*Exercise details:* Scan the data below for the string "المغني". Show every line where it turns up.

--- Records ---

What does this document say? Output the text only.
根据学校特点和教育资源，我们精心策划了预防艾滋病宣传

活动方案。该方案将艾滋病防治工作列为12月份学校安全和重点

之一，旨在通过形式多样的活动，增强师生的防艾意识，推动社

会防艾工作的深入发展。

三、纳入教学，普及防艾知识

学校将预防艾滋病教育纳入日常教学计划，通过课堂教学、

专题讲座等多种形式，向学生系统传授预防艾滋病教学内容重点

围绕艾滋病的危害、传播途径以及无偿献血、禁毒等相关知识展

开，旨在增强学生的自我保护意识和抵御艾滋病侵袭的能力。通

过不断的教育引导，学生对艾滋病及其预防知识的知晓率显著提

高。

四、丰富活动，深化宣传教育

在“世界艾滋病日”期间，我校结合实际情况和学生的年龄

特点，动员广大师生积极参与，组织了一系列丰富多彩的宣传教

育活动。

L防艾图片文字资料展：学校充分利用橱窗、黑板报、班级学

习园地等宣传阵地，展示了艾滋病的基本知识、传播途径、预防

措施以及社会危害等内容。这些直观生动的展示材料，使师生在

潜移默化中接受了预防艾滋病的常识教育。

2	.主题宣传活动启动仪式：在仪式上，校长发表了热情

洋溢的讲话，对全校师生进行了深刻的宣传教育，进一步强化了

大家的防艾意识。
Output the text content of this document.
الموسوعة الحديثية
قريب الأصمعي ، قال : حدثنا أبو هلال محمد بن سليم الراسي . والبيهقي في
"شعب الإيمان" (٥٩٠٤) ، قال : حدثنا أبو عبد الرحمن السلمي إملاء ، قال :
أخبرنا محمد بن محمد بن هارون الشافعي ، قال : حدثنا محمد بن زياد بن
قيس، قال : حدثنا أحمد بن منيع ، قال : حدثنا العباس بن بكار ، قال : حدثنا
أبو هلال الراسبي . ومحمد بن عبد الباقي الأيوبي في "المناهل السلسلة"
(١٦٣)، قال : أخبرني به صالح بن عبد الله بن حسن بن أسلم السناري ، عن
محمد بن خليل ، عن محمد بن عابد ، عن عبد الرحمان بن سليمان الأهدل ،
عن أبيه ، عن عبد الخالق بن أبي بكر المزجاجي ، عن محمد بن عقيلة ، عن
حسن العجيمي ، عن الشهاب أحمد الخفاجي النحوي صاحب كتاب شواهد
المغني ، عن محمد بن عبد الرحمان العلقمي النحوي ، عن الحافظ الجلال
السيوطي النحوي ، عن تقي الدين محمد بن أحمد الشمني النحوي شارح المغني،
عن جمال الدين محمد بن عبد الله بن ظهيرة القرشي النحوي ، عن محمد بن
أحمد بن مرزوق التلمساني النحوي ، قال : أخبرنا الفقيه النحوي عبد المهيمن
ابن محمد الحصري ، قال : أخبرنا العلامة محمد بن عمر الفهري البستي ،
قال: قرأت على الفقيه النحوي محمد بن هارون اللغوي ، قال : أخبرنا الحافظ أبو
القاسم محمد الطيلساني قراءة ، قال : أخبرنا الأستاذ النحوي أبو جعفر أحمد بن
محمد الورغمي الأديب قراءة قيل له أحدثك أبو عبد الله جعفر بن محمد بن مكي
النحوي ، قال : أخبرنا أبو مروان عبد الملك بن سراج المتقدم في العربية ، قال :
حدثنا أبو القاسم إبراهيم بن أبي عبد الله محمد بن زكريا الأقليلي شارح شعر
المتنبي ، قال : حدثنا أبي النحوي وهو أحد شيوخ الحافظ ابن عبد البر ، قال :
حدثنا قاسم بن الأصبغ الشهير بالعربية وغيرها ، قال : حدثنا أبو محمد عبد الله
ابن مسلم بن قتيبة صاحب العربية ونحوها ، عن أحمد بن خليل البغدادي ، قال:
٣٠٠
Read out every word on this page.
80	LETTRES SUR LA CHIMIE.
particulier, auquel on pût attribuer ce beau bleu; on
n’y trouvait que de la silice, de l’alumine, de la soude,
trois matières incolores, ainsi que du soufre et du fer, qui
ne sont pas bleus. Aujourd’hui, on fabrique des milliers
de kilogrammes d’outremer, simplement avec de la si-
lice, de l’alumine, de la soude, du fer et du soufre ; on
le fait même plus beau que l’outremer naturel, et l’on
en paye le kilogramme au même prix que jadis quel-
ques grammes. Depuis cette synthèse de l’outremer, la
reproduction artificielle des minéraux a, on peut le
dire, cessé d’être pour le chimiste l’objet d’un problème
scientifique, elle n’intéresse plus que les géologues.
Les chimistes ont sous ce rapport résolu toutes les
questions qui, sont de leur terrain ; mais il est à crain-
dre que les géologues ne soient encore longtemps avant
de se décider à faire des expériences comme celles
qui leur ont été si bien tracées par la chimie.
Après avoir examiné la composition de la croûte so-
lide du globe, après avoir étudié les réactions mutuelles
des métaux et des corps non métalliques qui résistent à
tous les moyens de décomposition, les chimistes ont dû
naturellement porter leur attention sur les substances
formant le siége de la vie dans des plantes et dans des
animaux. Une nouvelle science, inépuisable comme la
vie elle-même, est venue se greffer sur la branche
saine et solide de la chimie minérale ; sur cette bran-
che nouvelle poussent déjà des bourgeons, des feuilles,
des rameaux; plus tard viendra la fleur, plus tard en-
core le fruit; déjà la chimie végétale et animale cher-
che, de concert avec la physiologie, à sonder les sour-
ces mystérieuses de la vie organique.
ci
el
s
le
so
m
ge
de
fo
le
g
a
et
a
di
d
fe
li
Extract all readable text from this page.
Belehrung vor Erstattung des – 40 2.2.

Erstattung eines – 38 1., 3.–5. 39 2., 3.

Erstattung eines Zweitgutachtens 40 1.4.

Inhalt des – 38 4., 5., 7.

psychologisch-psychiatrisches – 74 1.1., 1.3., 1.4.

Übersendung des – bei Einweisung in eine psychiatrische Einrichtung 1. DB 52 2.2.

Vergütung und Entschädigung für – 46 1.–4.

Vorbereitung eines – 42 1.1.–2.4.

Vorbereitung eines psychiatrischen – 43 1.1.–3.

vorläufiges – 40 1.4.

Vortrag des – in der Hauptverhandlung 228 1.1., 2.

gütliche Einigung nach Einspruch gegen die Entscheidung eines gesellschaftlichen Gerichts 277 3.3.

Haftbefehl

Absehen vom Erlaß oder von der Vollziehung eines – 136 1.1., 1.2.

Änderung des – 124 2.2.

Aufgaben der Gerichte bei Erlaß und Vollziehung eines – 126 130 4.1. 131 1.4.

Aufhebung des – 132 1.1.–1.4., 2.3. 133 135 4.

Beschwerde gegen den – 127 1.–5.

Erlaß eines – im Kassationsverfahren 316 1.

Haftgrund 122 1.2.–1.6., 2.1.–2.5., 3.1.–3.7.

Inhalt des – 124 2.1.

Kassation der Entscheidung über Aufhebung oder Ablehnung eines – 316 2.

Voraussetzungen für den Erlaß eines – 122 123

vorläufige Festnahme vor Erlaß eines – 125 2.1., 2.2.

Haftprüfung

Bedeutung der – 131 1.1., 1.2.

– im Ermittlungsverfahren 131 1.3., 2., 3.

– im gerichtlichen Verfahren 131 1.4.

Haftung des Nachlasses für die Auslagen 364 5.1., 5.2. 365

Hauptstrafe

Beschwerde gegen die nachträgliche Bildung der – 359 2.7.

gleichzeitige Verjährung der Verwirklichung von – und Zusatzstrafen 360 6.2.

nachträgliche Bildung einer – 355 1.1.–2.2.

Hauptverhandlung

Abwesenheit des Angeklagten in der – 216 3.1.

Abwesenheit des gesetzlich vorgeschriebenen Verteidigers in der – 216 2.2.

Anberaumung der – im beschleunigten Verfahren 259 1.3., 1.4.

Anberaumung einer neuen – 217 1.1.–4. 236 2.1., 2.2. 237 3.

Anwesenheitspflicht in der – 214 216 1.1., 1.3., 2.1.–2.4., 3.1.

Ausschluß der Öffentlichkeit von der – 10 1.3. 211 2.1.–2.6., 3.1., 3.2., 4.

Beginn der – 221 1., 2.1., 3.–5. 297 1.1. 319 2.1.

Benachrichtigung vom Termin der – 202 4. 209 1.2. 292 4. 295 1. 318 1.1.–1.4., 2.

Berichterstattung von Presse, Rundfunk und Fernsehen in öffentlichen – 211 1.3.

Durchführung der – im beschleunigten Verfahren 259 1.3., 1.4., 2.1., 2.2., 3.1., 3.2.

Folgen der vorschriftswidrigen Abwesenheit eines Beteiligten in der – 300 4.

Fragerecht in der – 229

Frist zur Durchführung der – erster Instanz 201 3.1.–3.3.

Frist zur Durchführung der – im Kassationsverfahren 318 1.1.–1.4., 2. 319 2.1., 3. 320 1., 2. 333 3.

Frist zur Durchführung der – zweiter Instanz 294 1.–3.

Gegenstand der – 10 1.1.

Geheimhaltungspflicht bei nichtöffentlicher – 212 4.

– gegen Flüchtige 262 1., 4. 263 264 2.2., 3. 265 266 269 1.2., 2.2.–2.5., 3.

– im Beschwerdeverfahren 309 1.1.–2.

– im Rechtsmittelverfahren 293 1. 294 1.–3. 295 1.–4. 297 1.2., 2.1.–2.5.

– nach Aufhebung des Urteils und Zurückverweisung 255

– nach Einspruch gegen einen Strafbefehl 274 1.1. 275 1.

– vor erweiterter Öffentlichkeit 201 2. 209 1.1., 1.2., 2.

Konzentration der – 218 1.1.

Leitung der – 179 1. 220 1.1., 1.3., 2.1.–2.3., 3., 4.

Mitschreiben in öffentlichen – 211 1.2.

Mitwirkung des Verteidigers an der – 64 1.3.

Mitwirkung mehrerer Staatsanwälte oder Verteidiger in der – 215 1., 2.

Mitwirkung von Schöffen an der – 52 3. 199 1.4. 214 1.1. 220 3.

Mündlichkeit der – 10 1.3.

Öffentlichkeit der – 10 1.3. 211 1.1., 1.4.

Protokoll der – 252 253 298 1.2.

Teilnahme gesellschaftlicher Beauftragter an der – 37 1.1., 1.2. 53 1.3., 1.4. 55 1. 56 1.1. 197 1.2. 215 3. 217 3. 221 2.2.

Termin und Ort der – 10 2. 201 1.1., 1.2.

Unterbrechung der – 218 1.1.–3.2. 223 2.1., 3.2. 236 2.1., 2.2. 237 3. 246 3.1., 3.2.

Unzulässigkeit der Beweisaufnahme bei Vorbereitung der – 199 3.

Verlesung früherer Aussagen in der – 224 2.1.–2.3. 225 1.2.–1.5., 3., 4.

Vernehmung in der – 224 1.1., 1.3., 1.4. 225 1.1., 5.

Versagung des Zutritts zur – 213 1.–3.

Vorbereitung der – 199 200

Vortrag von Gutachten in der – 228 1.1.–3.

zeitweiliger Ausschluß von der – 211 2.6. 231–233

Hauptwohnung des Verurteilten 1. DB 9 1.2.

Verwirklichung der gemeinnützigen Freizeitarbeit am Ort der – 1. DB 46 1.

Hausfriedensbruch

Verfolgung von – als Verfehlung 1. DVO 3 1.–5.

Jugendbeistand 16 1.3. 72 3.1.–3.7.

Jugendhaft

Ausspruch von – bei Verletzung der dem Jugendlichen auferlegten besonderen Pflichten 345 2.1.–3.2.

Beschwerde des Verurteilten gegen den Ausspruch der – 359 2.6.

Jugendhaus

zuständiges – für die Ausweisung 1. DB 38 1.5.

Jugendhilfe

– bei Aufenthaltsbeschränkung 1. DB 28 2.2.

---

*Written solution:*
المغني ، عن محمد بن عبد الرحمان العلقمي النحوي ، عن الحافظ الجلال
السيوطي النحوي ، عن تقي الدين محمد بن أحمد الشمني النحوي شارح المغني،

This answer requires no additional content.